Input material:
--*--

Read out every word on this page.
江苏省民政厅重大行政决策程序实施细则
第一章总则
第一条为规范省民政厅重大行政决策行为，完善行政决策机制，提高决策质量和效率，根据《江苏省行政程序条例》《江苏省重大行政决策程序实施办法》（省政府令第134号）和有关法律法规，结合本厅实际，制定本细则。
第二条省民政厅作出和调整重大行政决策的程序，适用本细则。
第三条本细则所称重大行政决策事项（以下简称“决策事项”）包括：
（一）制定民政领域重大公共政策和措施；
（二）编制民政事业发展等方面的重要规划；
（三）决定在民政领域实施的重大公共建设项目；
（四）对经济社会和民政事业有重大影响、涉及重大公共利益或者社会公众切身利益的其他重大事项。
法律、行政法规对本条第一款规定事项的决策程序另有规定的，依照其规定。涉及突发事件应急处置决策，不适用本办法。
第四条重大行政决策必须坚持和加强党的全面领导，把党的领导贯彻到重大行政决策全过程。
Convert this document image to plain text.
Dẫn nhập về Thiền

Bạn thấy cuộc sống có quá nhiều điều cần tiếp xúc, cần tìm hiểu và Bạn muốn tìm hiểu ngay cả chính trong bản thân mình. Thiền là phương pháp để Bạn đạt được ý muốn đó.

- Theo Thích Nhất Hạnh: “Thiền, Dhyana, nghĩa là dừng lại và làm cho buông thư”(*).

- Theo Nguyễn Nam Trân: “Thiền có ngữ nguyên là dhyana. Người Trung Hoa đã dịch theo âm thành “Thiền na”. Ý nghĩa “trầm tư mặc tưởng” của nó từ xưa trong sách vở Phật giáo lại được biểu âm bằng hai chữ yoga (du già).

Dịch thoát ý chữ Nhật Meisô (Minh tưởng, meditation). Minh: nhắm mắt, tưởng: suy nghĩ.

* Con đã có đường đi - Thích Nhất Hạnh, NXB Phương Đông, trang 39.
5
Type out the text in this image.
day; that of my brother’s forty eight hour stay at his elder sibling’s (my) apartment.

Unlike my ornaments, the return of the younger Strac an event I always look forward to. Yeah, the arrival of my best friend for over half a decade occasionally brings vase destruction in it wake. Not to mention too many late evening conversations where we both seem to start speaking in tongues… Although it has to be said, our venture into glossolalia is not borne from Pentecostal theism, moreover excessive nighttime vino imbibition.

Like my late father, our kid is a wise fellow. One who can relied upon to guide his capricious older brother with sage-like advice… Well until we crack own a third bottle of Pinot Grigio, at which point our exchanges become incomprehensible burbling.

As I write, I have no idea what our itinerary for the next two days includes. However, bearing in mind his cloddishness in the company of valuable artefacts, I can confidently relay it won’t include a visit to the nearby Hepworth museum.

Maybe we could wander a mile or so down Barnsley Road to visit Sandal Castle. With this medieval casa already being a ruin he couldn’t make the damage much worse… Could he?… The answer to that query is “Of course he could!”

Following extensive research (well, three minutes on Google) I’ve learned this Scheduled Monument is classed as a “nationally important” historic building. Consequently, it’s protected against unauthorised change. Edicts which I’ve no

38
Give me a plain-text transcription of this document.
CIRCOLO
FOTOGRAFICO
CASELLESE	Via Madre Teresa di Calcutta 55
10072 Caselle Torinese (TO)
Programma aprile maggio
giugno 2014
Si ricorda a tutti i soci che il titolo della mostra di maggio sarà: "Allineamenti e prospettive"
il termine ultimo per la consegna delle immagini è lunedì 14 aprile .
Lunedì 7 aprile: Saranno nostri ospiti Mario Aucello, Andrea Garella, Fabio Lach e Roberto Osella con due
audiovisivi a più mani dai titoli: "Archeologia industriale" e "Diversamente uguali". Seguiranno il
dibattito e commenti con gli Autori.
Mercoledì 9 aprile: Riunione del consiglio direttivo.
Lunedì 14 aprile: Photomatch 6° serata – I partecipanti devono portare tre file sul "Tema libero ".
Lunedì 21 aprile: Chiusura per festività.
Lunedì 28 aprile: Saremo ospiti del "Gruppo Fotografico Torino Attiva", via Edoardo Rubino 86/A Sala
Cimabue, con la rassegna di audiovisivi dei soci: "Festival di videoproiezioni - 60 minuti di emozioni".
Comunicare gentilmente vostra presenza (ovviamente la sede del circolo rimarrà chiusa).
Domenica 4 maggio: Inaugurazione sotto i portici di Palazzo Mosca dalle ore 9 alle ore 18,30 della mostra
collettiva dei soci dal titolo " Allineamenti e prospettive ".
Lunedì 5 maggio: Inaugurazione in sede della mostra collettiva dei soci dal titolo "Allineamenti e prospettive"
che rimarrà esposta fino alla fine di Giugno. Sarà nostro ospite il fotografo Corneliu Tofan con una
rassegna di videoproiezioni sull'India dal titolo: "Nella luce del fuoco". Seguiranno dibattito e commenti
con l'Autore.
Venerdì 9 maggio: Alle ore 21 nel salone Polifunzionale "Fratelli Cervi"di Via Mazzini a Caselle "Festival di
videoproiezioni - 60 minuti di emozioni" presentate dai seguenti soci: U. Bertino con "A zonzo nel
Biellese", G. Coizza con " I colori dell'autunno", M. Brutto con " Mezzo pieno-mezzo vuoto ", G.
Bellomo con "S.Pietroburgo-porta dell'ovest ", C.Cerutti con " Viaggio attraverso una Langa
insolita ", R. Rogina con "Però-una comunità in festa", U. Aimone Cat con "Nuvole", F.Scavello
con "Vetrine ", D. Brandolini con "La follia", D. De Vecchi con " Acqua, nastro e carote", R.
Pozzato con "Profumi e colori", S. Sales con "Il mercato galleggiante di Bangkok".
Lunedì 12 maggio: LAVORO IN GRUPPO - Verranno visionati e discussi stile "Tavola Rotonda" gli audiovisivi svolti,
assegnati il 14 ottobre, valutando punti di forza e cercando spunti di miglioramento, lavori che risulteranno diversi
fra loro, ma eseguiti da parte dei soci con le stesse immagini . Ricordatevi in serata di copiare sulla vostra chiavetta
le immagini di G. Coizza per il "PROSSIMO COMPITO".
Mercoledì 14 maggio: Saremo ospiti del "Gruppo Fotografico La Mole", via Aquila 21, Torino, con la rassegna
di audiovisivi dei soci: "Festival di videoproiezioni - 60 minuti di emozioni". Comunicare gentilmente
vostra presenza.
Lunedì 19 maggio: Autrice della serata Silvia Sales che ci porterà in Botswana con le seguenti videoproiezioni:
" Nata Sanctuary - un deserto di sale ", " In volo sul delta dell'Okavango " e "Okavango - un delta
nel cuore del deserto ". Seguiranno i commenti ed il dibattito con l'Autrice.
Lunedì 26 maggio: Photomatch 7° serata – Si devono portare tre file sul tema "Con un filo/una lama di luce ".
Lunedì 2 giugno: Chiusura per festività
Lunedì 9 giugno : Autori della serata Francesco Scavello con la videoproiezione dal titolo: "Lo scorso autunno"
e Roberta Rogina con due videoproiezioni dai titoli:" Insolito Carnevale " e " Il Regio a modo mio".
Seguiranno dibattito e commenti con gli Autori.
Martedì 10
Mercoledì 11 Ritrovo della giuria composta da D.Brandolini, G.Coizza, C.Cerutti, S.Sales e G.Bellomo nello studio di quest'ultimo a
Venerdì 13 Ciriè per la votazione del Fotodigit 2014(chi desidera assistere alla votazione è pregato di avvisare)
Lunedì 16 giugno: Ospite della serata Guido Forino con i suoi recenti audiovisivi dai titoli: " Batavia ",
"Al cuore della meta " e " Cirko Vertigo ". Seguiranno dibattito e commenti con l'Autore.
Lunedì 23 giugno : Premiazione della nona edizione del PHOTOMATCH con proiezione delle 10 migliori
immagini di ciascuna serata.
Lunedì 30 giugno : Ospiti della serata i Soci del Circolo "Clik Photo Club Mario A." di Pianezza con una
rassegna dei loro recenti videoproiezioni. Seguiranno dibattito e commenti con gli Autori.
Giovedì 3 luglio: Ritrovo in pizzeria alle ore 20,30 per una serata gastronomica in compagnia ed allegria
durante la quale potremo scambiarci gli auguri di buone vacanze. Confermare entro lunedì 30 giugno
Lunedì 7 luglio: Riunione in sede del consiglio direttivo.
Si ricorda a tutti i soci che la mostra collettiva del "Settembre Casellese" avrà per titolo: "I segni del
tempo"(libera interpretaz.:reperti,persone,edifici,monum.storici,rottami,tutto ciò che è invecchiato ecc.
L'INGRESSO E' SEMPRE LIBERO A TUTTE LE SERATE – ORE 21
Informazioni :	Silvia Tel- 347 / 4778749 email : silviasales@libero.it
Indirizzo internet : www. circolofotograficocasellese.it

--*--

Work instructions:
Pull out and copy each line containing the string "Autrice".

Written response:
Lunedì 19 maggio: Autrice della serata Silvia Sales che ci porterà in Botswana con le seguenti videoproiezioni:
nel cuore del deserto ". Seguiranno i commenti ed il dibattito con l'Autrice.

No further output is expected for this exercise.